▶ **What is required**: Copy each line in which the string "document" occurs.

>> START Raw records

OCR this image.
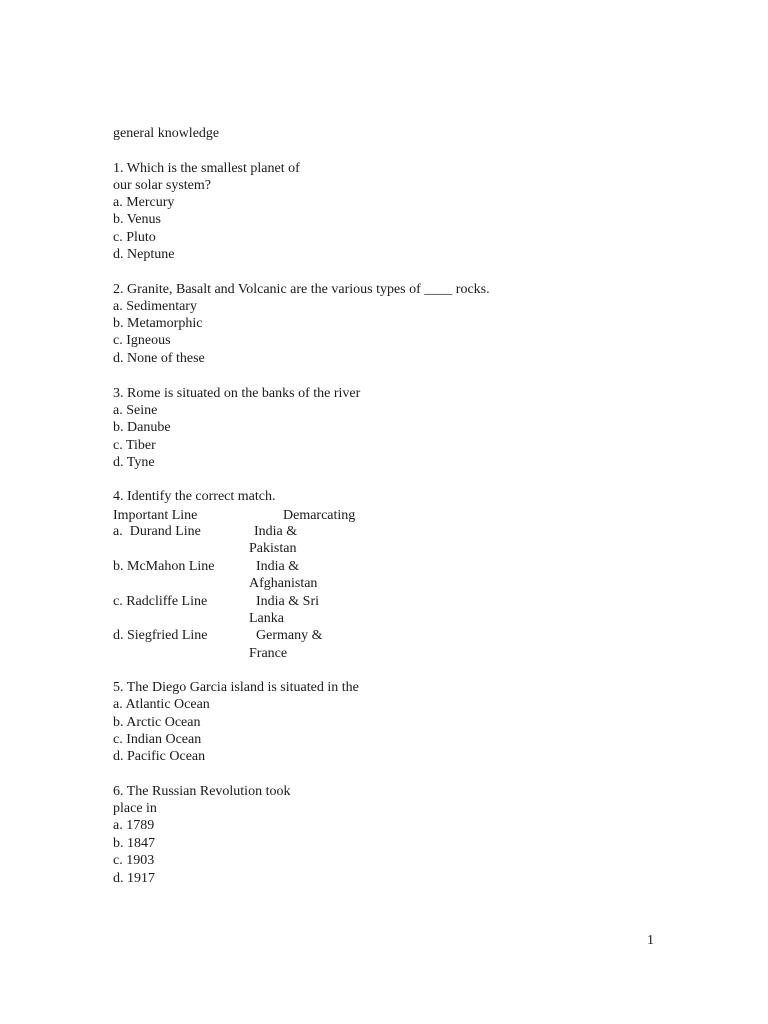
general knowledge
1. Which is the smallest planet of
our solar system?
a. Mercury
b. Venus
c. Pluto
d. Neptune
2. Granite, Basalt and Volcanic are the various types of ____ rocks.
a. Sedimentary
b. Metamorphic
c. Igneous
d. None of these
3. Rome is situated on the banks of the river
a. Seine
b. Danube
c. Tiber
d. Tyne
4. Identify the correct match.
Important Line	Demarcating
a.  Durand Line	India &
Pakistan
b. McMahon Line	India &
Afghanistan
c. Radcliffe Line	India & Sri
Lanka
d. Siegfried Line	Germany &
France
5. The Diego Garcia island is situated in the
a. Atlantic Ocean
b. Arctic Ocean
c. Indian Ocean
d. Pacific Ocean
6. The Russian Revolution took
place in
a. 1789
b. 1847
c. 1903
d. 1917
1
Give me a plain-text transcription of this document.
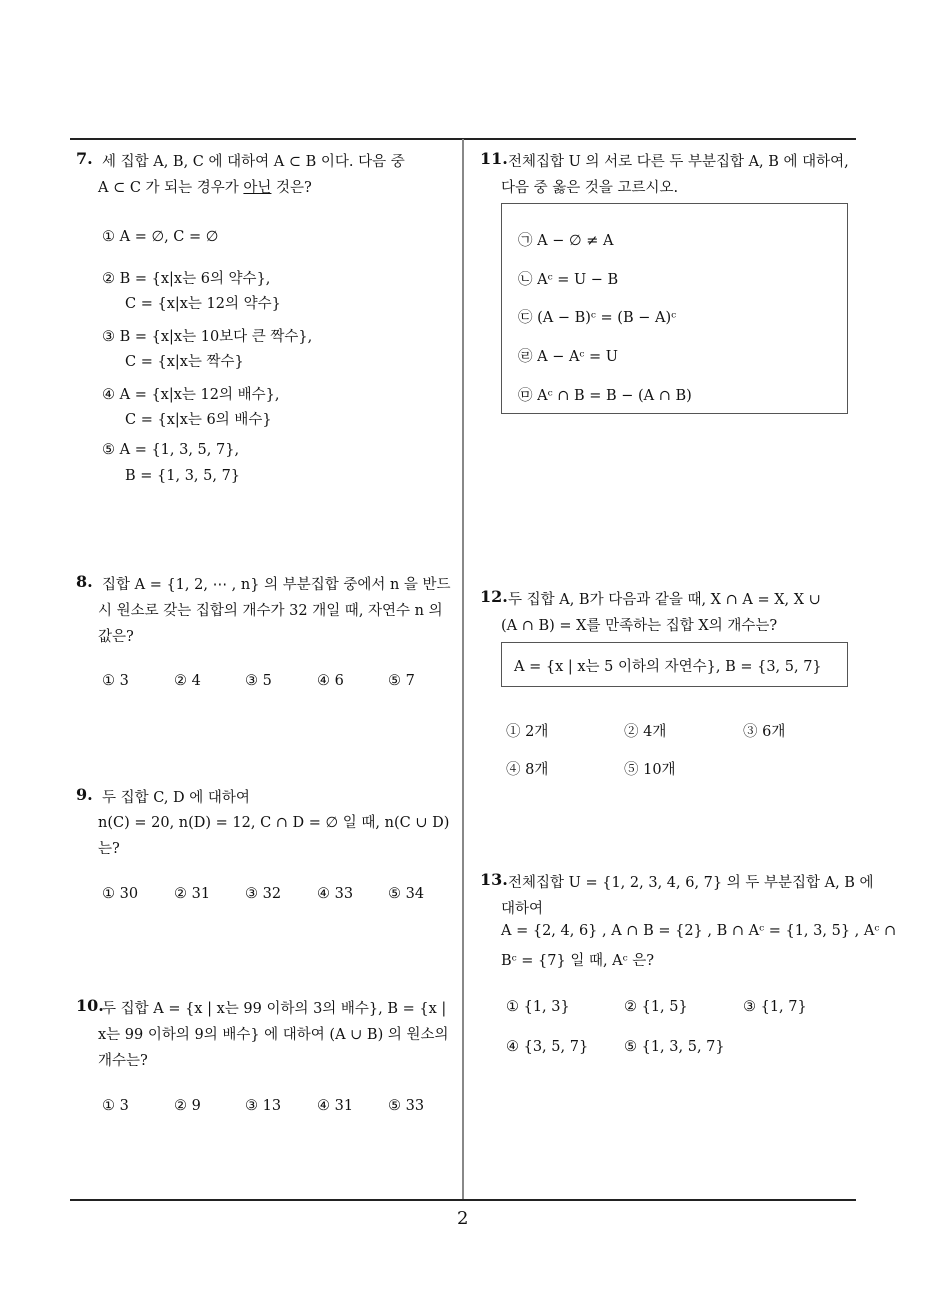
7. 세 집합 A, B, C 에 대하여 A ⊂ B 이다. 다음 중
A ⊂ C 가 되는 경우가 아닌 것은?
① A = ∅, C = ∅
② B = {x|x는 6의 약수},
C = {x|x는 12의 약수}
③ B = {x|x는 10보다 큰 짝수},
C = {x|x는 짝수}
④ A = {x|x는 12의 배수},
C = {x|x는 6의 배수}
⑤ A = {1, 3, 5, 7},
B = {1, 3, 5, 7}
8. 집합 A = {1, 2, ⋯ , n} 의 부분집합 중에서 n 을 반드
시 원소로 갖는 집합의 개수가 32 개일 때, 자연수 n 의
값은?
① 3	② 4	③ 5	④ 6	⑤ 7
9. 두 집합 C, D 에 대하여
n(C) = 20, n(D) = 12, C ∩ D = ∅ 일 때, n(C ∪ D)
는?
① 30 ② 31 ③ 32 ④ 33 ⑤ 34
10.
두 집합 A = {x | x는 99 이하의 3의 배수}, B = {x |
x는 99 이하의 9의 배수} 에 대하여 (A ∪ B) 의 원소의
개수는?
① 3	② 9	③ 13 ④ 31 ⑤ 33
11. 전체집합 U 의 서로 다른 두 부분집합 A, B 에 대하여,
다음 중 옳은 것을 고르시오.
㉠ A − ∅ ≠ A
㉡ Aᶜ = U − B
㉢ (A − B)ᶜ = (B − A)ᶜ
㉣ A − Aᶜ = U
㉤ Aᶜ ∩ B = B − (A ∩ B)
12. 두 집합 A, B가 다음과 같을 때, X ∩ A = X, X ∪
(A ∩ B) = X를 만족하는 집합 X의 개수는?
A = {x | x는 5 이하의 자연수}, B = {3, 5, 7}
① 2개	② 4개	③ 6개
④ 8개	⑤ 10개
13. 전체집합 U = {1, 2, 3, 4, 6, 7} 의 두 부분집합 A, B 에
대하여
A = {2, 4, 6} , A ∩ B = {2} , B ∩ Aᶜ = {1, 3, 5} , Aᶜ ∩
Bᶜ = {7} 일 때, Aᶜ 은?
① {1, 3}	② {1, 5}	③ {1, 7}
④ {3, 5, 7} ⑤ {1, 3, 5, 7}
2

>> END Raw records
>> START Raw records

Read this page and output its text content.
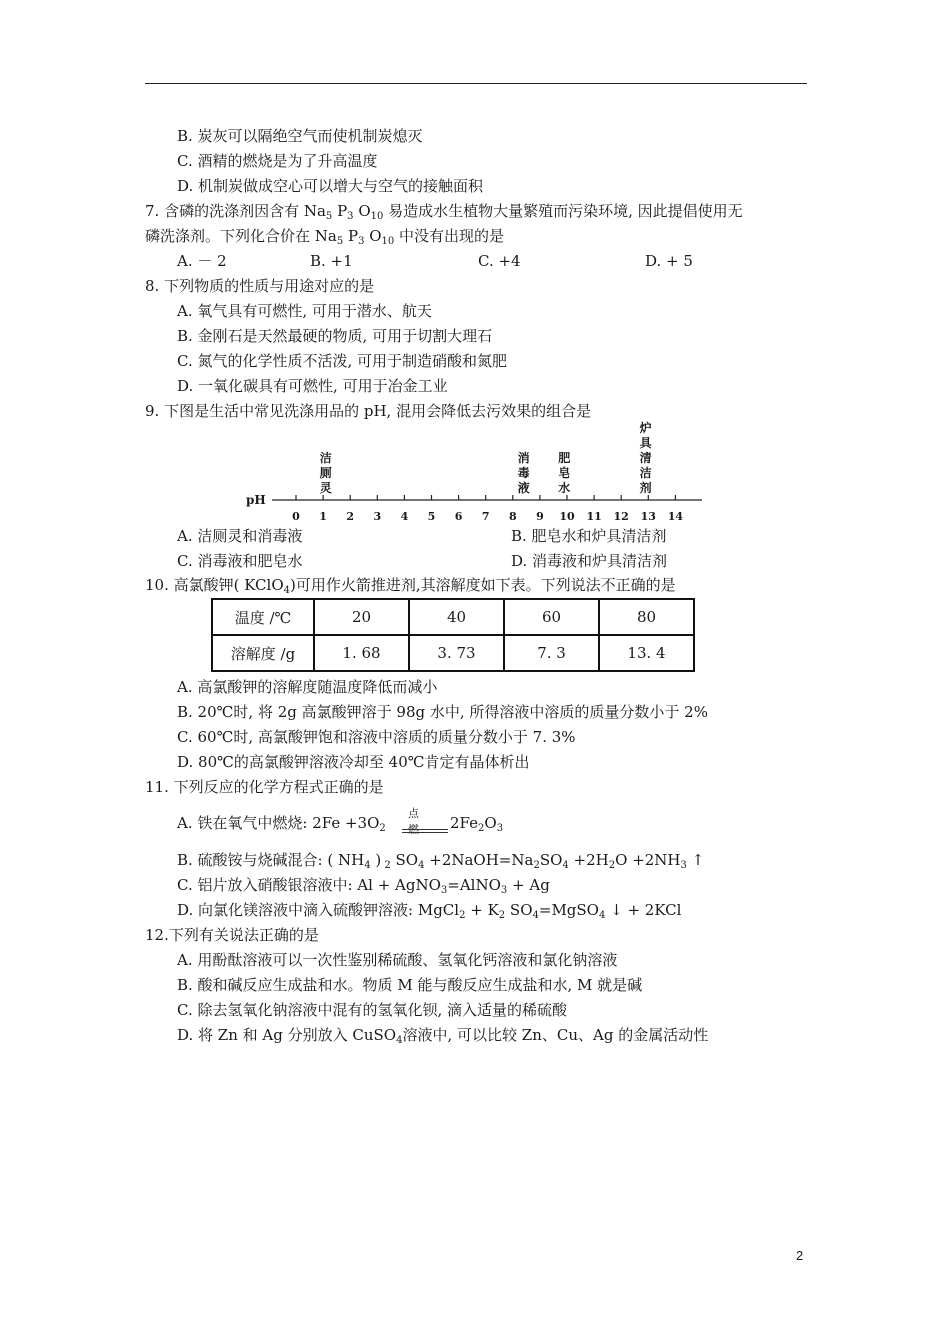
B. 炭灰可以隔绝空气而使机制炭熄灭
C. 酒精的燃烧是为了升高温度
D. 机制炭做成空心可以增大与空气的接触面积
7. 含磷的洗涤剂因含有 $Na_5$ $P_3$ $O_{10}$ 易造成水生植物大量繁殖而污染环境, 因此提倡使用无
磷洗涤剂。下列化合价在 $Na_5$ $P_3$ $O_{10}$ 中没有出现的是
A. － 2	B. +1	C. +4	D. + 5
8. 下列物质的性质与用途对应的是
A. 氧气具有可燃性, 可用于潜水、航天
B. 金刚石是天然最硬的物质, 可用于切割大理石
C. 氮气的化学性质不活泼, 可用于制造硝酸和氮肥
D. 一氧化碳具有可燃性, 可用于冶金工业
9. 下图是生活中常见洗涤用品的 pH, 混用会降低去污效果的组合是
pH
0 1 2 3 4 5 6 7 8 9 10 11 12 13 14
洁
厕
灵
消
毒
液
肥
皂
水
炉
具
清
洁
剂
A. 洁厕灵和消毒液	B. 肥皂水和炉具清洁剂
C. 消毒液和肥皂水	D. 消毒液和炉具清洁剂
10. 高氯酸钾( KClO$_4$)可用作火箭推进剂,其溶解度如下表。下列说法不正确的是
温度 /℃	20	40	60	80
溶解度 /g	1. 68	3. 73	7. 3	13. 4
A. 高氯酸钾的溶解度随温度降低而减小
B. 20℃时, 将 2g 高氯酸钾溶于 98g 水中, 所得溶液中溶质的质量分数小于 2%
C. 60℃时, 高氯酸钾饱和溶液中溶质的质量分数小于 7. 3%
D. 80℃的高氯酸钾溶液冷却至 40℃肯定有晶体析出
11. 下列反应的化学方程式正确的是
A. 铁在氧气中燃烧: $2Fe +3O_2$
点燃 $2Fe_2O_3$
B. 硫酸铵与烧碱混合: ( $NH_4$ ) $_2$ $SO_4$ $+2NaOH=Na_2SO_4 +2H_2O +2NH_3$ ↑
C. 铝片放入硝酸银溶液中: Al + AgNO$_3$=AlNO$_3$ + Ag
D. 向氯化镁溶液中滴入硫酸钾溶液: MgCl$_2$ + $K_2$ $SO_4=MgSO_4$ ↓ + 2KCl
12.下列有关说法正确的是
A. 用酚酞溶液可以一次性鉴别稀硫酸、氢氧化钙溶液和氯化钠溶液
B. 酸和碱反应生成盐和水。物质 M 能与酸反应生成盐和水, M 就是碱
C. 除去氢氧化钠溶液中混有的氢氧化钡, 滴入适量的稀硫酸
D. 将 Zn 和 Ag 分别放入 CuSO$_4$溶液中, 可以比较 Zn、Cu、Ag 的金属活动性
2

>> END Raw records
>> START Raw records

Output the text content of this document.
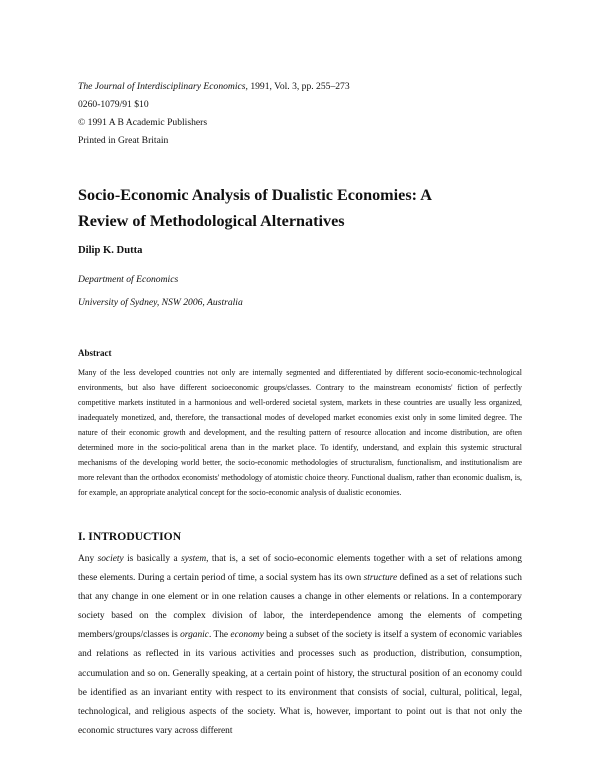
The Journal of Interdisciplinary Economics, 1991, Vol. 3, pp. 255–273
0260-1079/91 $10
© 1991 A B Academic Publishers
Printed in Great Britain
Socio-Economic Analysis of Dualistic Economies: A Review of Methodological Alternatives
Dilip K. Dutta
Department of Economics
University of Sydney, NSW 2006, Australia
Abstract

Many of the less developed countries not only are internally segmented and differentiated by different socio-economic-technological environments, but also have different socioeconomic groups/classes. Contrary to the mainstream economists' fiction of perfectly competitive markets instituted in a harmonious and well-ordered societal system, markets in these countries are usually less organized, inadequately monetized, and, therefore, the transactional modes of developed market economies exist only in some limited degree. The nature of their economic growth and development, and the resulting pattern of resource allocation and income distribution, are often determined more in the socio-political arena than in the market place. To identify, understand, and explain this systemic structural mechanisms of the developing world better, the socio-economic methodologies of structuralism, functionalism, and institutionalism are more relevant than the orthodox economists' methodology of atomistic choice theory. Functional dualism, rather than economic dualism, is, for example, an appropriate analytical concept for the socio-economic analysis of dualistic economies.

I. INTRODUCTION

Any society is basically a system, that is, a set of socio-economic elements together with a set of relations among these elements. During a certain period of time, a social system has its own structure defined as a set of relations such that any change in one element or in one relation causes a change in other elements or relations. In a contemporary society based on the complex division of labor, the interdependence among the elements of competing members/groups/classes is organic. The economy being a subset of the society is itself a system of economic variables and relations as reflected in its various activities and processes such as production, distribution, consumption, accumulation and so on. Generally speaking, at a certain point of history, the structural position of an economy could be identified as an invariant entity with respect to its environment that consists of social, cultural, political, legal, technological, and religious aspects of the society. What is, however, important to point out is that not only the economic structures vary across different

>> END Raw records

▶ **Answer to this exercise**:
Give me a plain-text transcription of this document.
Output the text content of this document.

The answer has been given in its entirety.